Copy out each line containing "this" from the entries below.

Stored entries

****

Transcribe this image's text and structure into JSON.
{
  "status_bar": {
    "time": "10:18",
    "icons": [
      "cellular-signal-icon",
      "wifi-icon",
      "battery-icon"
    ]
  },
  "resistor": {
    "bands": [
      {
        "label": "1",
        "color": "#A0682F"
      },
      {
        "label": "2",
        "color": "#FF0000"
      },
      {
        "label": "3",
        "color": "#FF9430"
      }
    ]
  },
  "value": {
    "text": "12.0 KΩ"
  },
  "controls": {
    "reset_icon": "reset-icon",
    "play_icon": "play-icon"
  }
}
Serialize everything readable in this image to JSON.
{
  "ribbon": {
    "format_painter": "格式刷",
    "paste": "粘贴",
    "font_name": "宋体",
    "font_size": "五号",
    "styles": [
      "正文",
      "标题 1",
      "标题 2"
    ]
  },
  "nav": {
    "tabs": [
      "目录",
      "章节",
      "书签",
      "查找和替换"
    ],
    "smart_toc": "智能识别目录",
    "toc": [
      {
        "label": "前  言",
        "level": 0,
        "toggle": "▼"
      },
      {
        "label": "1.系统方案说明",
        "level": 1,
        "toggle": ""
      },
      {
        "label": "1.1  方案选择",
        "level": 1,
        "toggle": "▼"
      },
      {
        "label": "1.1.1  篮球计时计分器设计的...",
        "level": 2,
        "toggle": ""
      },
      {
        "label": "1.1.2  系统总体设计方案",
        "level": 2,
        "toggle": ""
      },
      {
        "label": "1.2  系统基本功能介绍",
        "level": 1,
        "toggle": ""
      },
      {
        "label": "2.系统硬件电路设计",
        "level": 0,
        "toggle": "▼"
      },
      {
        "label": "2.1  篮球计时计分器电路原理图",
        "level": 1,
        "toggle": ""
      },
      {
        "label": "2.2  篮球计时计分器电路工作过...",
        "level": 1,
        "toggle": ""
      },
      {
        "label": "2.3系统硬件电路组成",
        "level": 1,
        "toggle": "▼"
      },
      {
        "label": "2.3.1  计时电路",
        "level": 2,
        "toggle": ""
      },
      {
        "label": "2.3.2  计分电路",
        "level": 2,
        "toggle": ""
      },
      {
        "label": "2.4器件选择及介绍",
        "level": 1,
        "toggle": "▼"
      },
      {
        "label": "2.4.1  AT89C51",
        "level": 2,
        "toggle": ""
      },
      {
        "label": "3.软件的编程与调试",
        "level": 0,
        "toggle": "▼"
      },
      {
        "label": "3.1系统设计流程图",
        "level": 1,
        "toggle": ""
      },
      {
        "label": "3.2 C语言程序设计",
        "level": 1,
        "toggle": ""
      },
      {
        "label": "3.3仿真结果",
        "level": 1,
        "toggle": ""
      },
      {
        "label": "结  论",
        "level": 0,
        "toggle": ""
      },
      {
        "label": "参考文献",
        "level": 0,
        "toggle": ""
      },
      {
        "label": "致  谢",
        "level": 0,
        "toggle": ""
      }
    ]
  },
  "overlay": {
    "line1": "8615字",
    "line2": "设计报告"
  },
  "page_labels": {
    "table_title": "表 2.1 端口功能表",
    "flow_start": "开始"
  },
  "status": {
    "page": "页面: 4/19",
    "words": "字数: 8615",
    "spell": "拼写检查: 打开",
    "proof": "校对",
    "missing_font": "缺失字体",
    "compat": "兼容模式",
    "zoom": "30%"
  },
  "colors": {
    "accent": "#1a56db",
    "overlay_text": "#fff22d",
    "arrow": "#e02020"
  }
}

****

* [Correct response]
Transcribe this image's text and structure into JSON.
Serialize everything readable in this image to JSON.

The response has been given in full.